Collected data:
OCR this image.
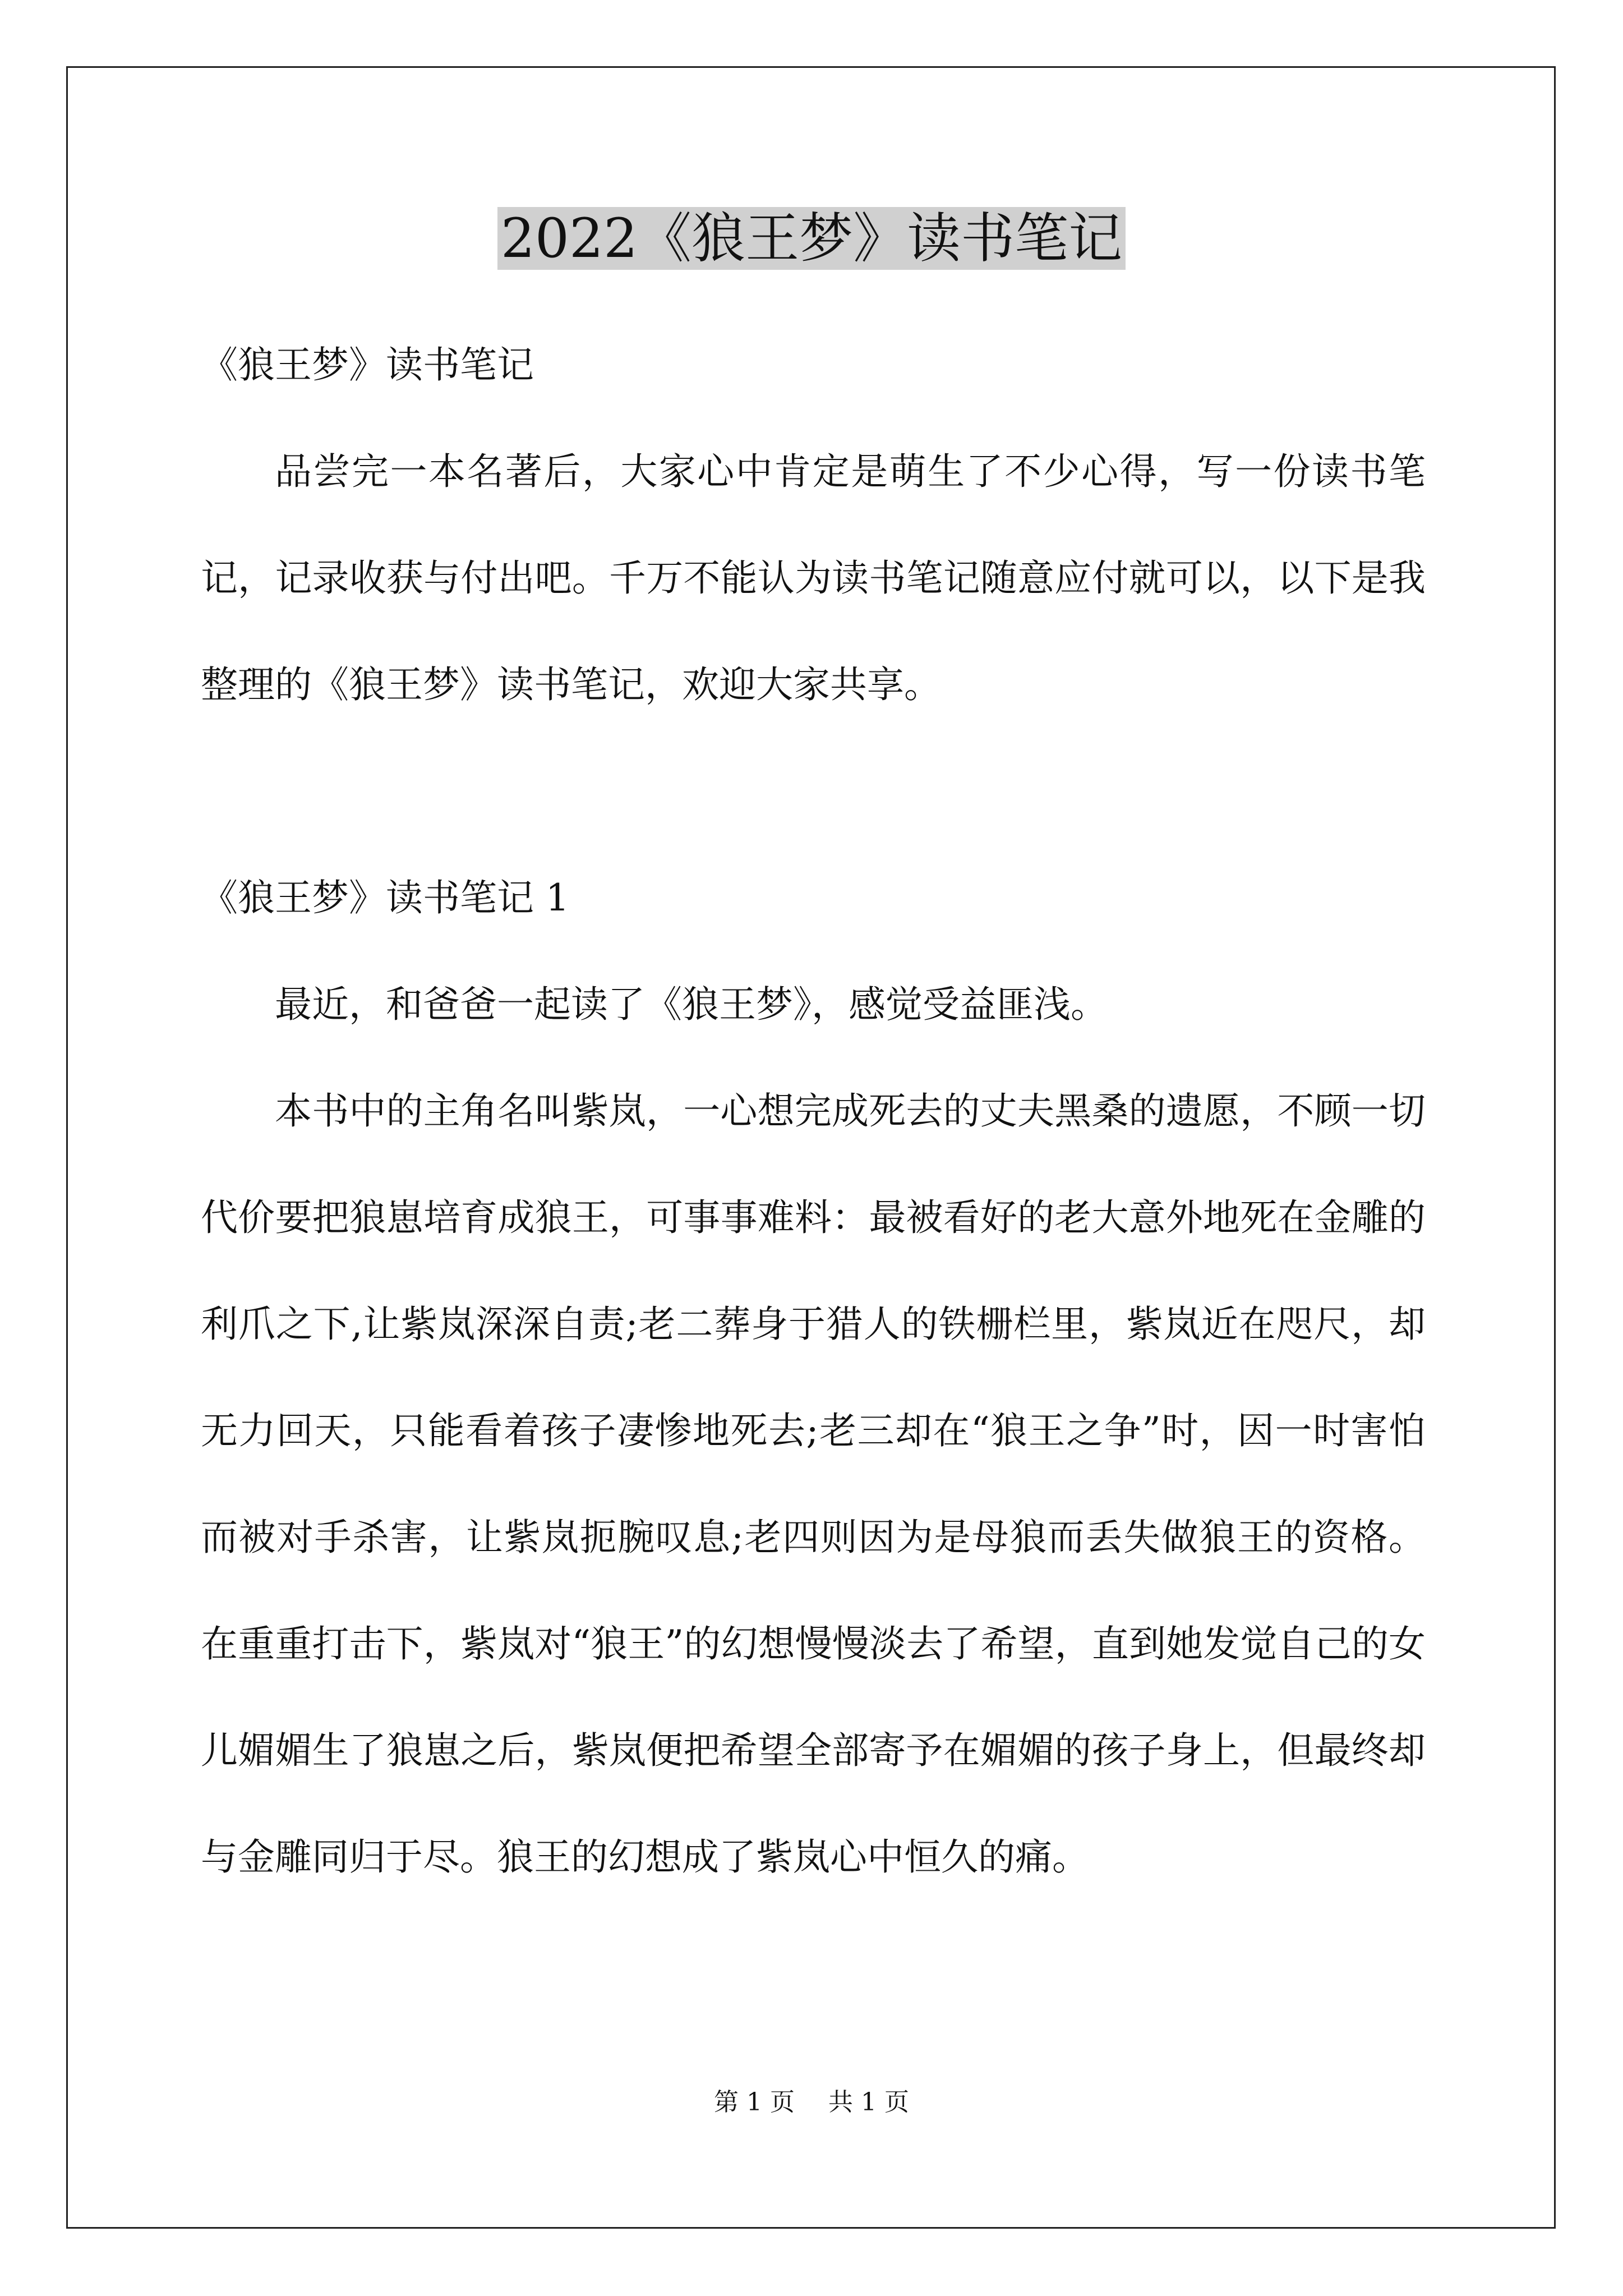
2022《狼王梦》读书笔记

《狼王梦》读书笔记

品尝完一本名著后，大家心中肯定是萌生了不少心得，写一份读书笔记，记录收获与付出吧。千万不能认为读书笔记随意应付就可以，以下是我整理的《狼王梦》读书笔记，欢迎大家共享。

《狼王梦》读书笔记 1

最近，和爸爸一起读了《狼王梦》，感觉受益匪浅。

本书中的主角名叫紫岚，一心想完成死去的丈夫黑桑的遗愿，不顾一切代价要把狼崽培育成狼王，可事事难料：最被看好的老大意外地死在金雕的利爪之下,让紫岚深深自责;老二葬身于猎人的铁栅栏里，紫岚近在咫尺，却无力回天，只能看着孩子凄惨地死去;老三却在“狼王之争”时，因一时害怕而被对手杀害，让紫岚扼腕叹息;老四则因为是母狼而丢失做狼王的资格。在重重打击下，紫岚对“狼王”的幻想慢慢淡去了希望，直到她发觉自己的女儿媚媚生了狼崽之后，紫岚便把希望全部寄予在媚媚的孩子身上，但最终却与金雕同归于尽。狼王的幻想成了紫岚心中恒久的痛。

第 1 页 共 1 页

▶ **WHAT IS REQUIRED**: Transcribe the whole listing exactly. Pictures stay out of your copy.

▶ **SOLUTION FOR THIS PROBLEM**:
OCR this image.
2022《狼王梦》读书笔记

《狼王梦》读书笔记

品尝完一本名著后，大家心中肯定是萌生了不少心得，写一份读书笔记，记录收获与付出吧。千万不能认为读书笔记随意应付就可以，以下是我整理的《狼王梦》读书笔记，欢迎大家共享。

《狼王梦》读书笔记 1

最近，和爸爸一起读了《狼王梦》，感觉受益匪浅。

本书中的主角名叫紫岚，一心想完成死去的丈夫黑桑的遗愿，不顾一切代价要把狼崽培育成狼王，可事事难料：最被看好的老大意外地死在金雕的利爪之下,让紫岚深深自责;老二葬身于猎人的铁栅栏里，紫岚近在咫尺，却无力回天，只能看着孩子凄惨地死去;老三却在“狼王之争”时，因一时害怕而被对手杀害，让紫岚扼腕叹息;老四则因为是母狼而丢失做狼王的资格。在重重打击下，紫岚对“狼王”的幻想慢慢淡去了希望，直到她发觉自己的女儿媚媚生了狼崽之后，紫岚便把希望全部寄予在媚媚的孩子身上，但最终却与金雕同归于尽。狼王的幻想成了紫岚心中恒久的痛。

第 1 页 共 1 页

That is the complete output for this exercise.